Collected data entries:
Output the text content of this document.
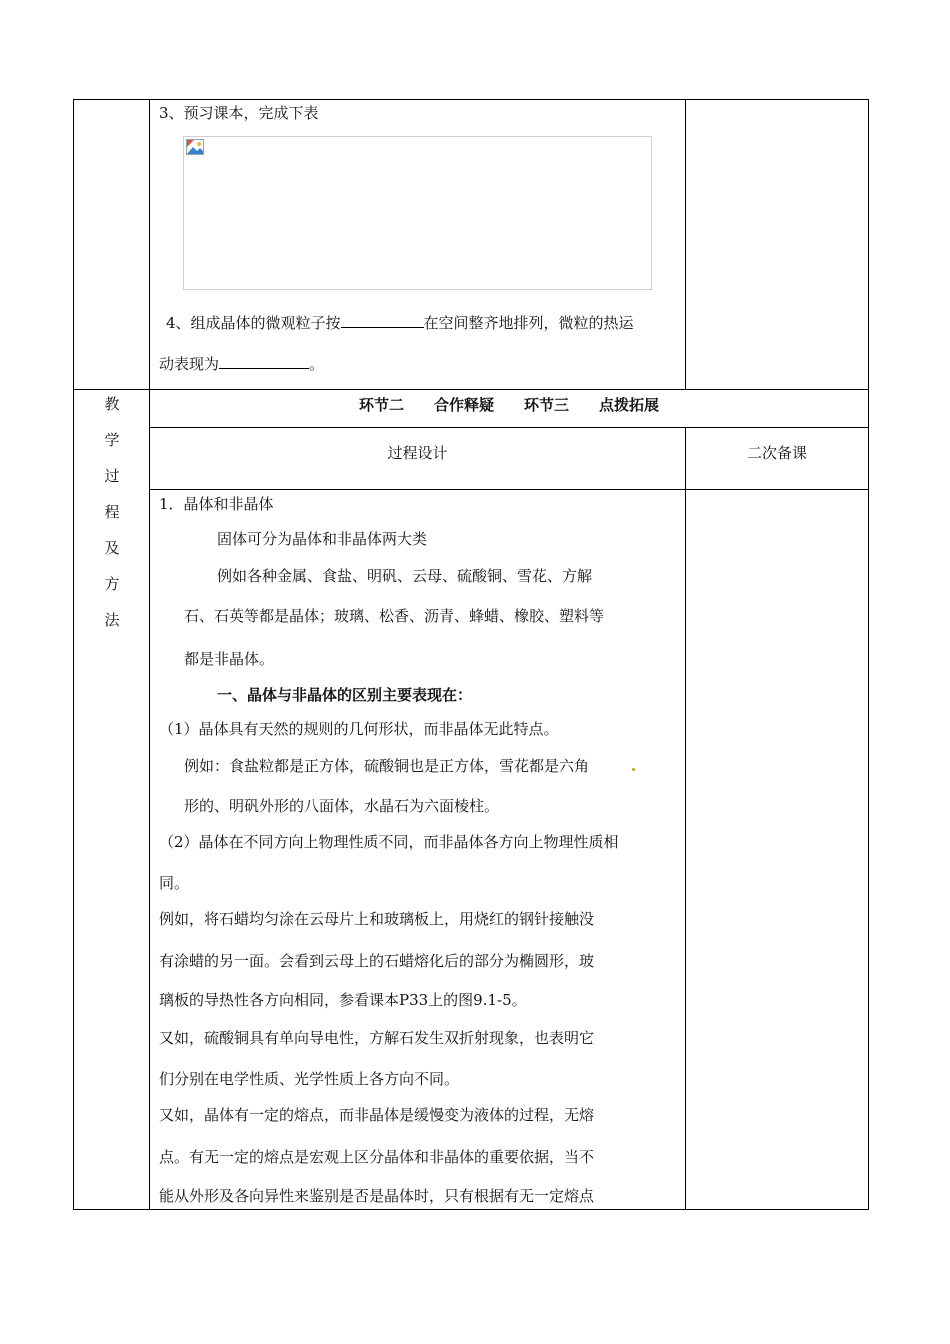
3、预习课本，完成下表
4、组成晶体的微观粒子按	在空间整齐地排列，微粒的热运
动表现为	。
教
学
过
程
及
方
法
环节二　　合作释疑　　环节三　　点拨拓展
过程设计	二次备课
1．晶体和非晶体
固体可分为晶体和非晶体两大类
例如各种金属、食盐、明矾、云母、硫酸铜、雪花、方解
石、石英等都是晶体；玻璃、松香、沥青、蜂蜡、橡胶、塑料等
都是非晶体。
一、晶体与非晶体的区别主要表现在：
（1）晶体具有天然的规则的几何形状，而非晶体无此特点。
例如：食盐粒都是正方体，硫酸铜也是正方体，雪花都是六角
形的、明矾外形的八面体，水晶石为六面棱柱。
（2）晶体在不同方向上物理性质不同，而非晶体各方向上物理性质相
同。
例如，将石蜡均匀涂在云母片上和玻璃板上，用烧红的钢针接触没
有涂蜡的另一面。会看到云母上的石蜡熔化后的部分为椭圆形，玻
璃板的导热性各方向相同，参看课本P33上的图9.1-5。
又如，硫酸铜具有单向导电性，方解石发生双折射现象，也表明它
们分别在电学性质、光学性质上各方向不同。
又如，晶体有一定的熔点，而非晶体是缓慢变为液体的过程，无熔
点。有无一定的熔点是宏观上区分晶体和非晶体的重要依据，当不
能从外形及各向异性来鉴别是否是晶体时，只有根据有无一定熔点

--

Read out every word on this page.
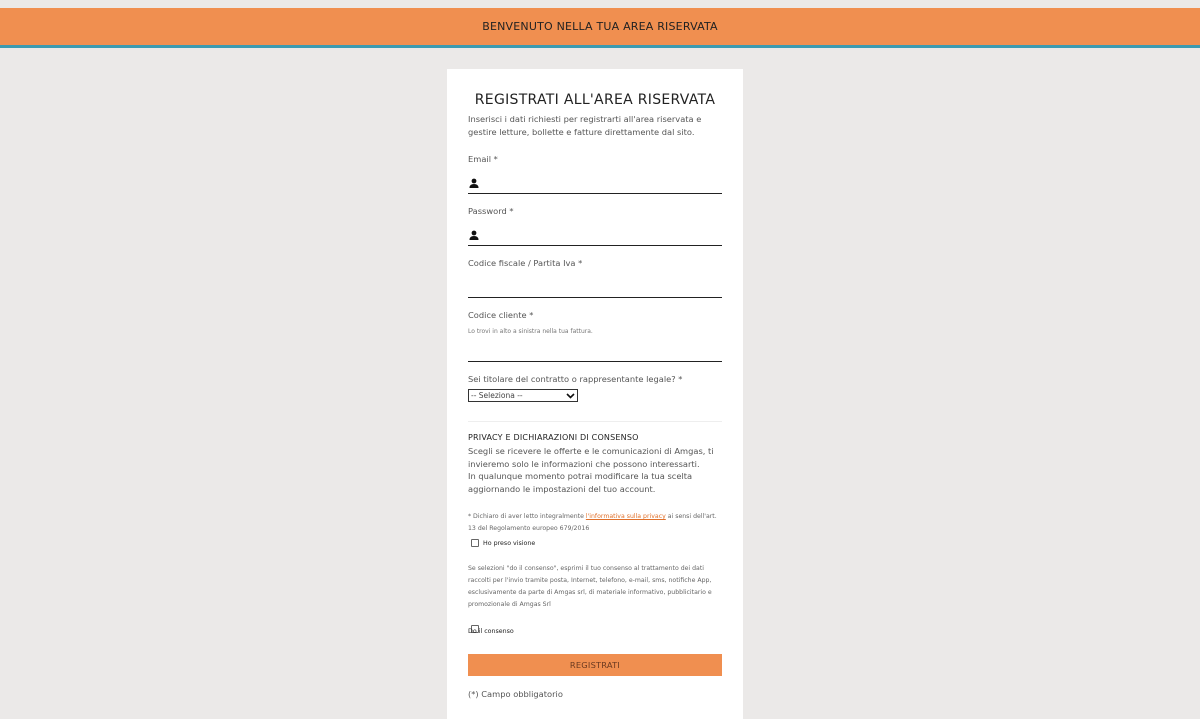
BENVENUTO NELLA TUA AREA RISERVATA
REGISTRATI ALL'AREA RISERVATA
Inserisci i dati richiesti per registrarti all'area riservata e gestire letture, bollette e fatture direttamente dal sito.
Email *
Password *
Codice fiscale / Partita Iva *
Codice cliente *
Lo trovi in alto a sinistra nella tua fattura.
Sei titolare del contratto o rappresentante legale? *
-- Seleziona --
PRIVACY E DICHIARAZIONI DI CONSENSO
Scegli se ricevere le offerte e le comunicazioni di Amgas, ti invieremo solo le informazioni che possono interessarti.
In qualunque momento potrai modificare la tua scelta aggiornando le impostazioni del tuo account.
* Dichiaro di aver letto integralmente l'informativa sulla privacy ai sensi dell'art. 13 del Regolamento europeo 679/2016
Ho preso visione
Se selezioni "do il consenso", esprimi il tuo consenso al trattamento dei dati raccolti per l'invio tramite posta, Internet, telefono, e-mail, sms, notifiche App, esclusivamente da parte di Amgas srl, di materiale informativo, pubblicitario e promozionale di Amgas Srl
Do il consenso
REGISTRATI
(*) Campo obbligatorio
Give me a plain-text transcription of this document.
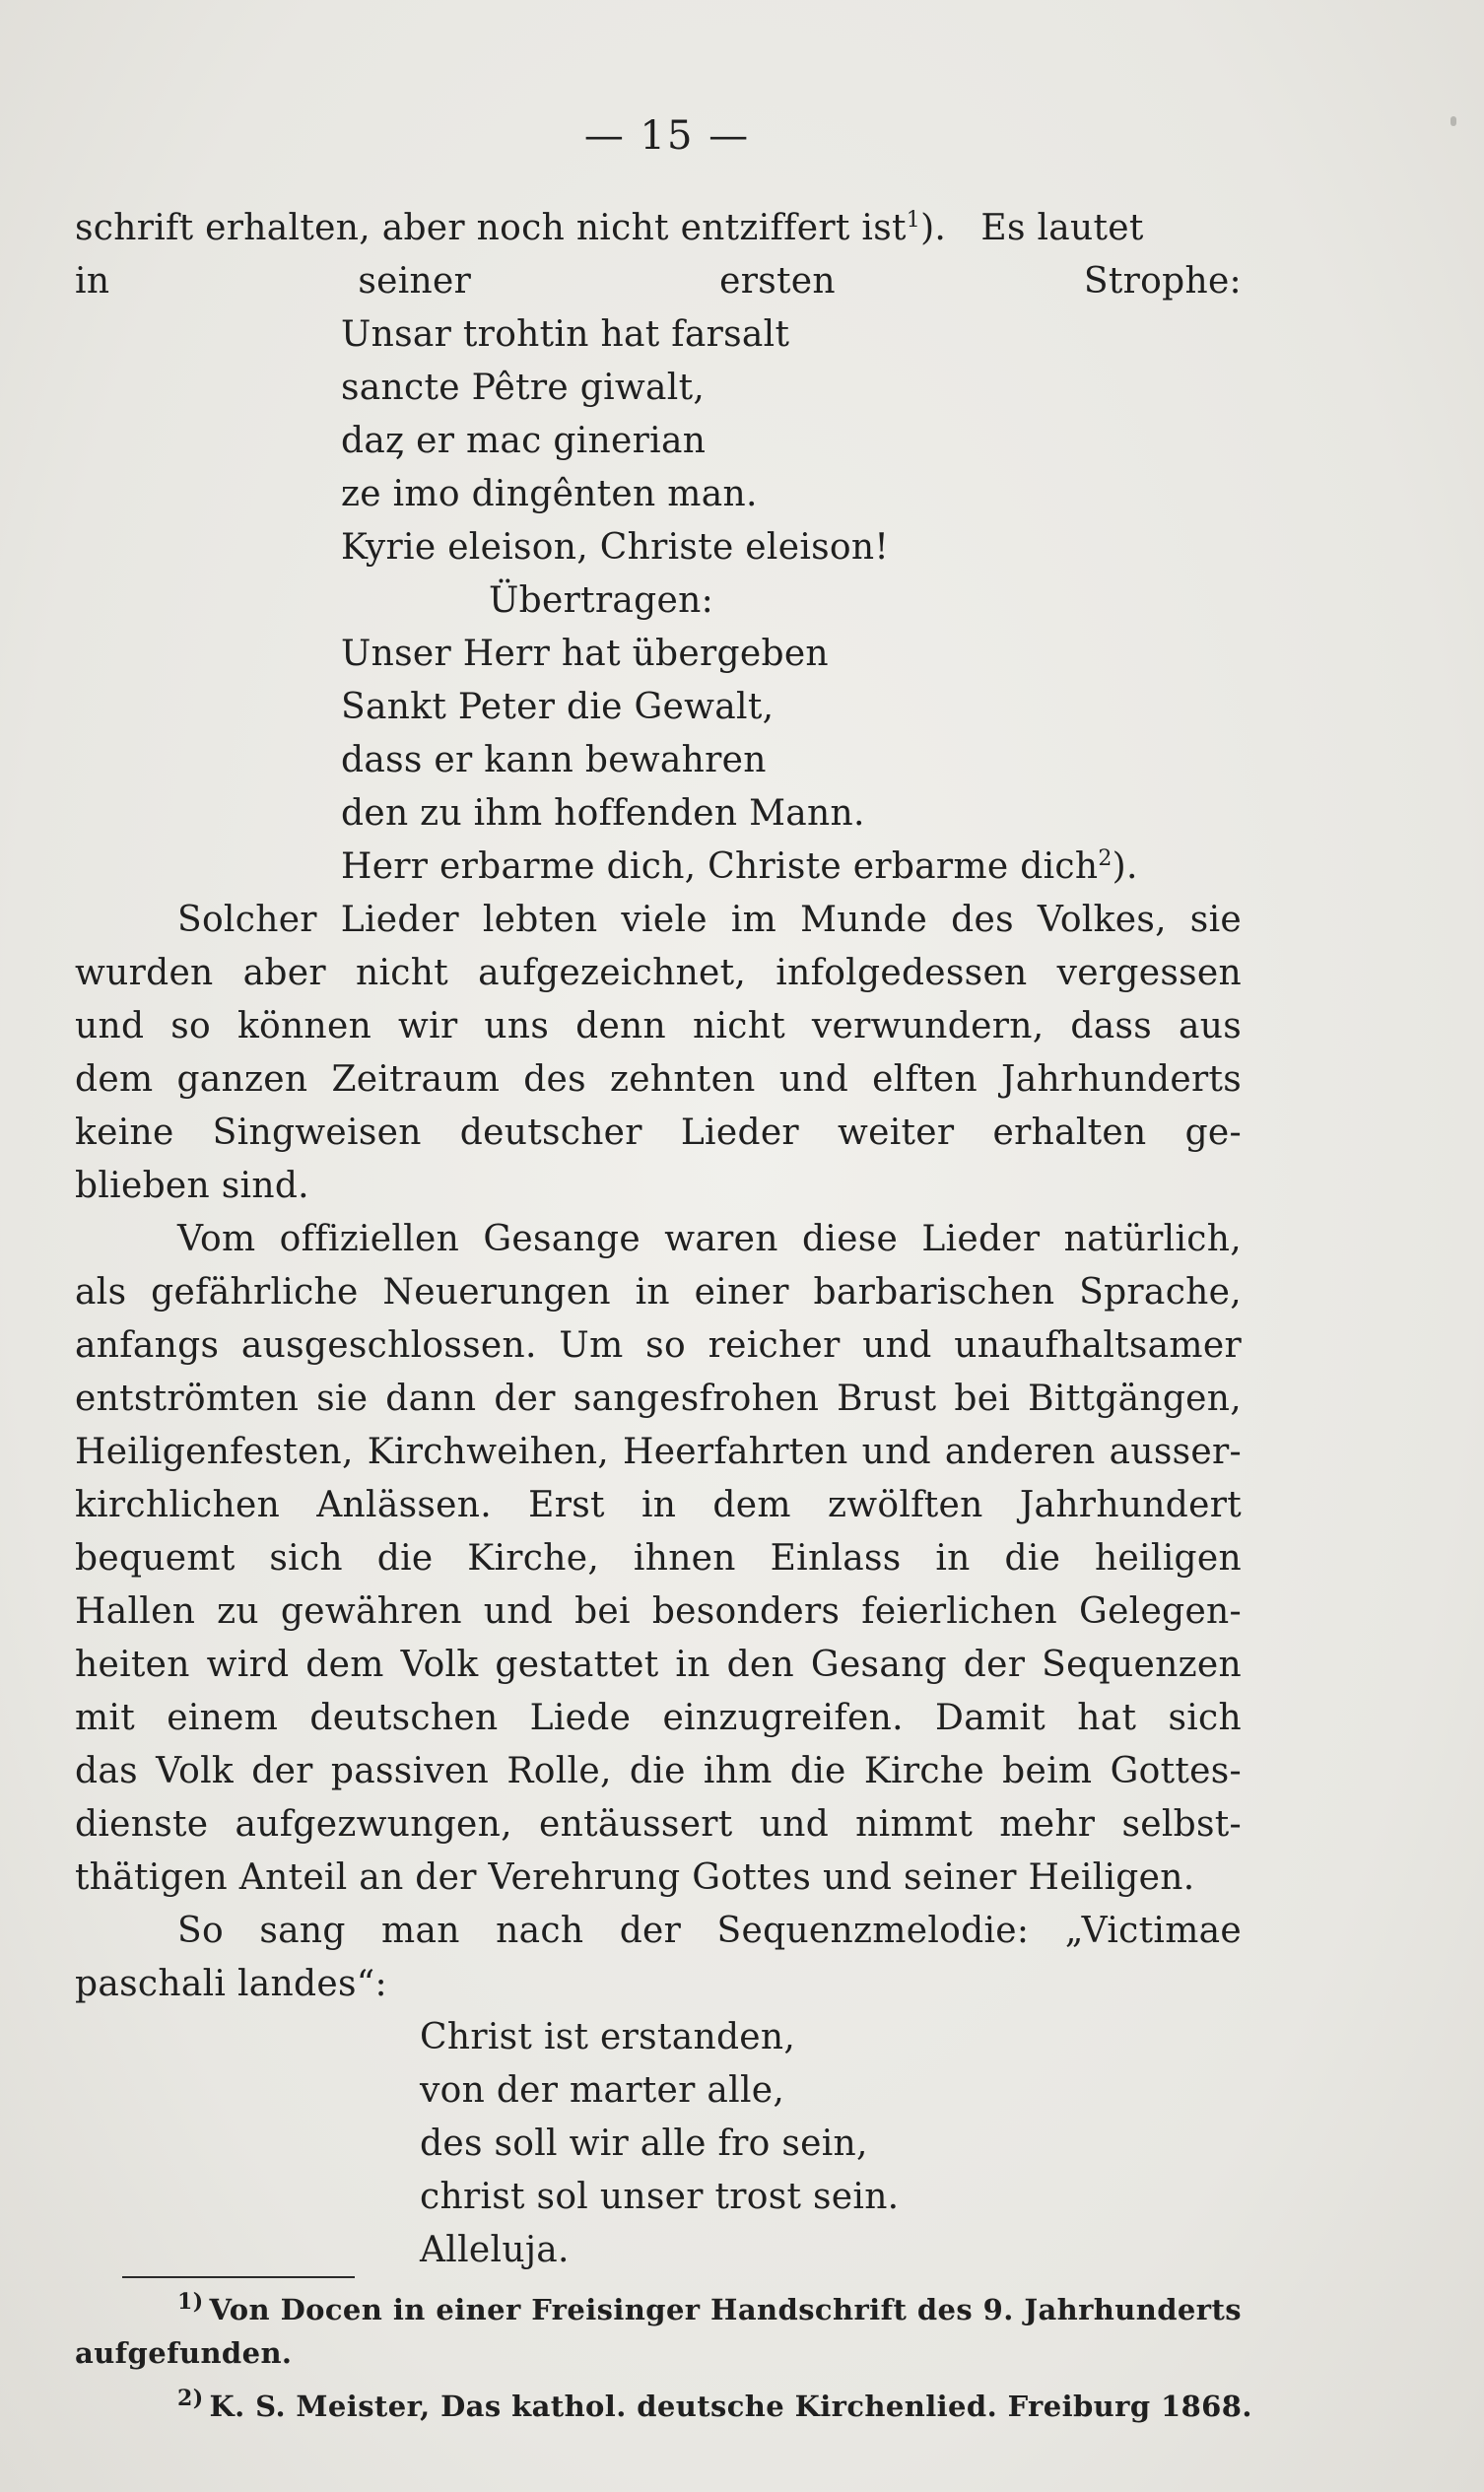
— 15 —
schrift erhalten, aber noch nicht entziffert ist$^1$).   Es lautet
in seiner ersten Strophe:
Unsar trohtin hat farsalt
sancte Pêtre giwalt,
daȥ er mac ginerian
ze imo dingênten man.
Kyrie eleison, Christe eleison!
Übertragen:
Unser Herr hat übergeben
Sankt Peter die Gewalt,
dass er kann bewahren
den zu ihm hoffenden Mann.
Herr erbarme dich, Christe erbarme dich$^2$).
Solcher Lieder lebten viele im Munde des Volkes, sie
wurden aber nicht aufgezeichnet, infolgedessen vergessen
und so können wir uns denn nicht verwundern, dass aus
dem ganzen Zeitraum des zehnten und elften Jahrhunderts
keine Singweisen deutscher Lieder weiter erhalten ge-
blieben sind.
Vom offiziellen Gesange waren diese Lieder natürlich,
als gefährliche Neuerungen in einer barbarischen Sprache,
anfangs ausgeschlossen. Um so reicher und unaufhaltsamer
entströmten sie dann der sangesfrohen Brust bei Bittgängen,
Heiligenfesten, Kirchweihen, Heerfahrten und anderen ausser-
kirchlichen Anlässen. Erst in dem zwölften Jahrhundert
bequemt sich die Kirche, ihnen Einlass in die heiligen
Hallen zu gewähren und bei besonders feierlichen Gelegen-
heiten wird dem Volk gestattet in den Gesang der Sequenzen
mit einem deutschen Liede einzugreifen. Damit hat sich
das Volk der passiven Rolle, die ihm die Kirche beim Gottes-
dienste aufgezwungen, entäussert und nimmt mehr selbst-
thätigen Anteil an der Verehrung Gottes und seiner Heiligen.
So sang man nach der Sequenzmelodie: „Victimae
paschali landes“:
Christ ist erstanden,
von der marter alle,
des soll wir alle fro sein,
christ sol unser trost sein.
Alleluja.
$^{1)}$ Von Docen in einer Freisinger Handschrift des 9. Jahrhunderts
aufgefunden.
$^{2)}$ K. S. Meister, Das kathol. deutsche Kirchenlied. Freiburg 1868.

--

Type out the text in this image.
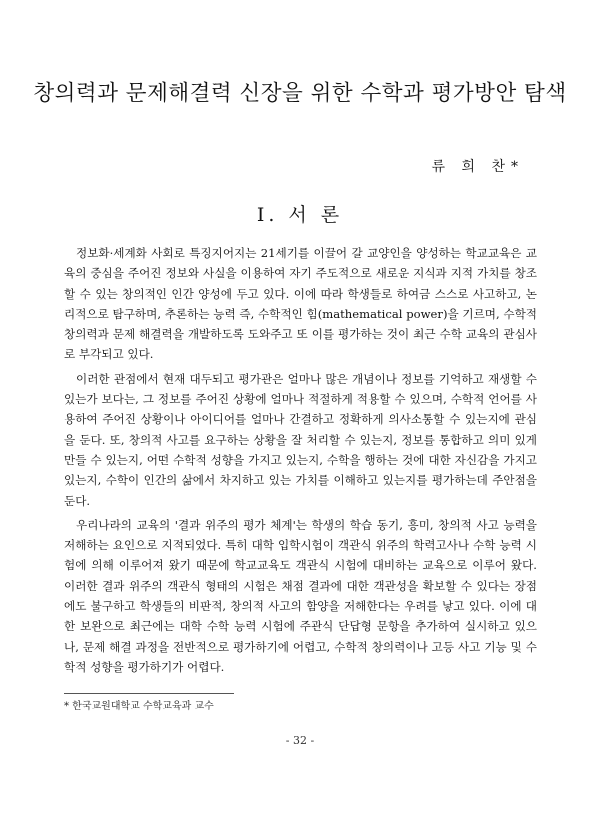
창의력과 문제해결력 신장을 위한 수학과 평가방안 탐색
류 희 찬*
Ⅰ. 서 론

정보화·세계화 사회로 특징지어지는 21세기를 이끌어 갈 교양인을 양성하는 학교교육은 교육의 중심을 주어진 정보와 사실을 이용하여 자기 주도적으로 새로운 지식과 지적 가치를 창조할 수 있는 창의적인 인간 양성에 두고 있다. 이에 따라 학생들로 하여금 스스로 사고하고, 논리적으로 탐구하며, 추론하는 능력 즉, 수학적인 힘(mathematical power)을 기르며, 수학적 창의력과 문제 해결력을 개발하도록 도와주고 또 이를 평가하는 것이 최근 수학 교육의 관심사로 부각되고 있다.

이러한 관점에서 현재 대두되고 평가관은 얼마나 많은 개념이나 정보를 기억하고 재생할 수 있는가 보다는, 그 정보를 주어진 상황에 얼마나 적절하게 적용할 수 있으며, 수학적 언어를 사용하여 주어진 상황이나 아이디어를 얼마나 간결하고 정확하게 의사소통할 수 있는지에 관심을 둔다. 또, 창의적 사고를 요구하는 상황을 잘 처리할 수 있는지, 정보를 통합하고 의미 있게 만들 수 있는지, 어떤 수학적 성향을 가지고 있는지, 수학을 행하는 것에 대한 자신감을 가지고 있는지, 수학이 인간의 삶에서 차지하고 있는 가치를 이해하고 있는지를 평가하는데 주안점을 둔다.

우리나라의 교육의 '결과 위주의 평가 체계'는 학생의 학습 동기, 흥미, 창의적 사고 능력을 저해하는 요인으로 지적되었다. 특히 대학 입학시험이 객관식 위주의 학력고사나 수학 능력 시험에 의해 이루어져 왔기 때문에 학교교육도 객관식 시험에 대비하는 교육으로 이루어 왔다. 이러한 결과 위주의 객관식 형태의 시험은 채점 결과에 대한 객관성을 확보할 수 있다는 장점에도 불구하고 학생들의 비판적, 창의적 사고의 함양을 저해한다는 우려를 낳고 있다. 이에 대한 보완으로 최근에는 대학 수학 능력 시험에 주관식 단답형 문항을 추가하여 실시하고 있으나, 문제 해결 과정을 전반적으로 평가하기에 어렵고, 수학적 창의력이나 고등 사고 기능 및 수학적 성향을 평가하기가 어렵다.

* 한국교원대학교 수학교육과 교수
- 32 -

**OBJECTIVE:**
Scan the listing above and identify each line holding the string "text"; copy every such line.

**EXERCISE SOLUTION:**
Output the text content of this document.
Give me a plain-text transcription of this document.
Type out the text in this image.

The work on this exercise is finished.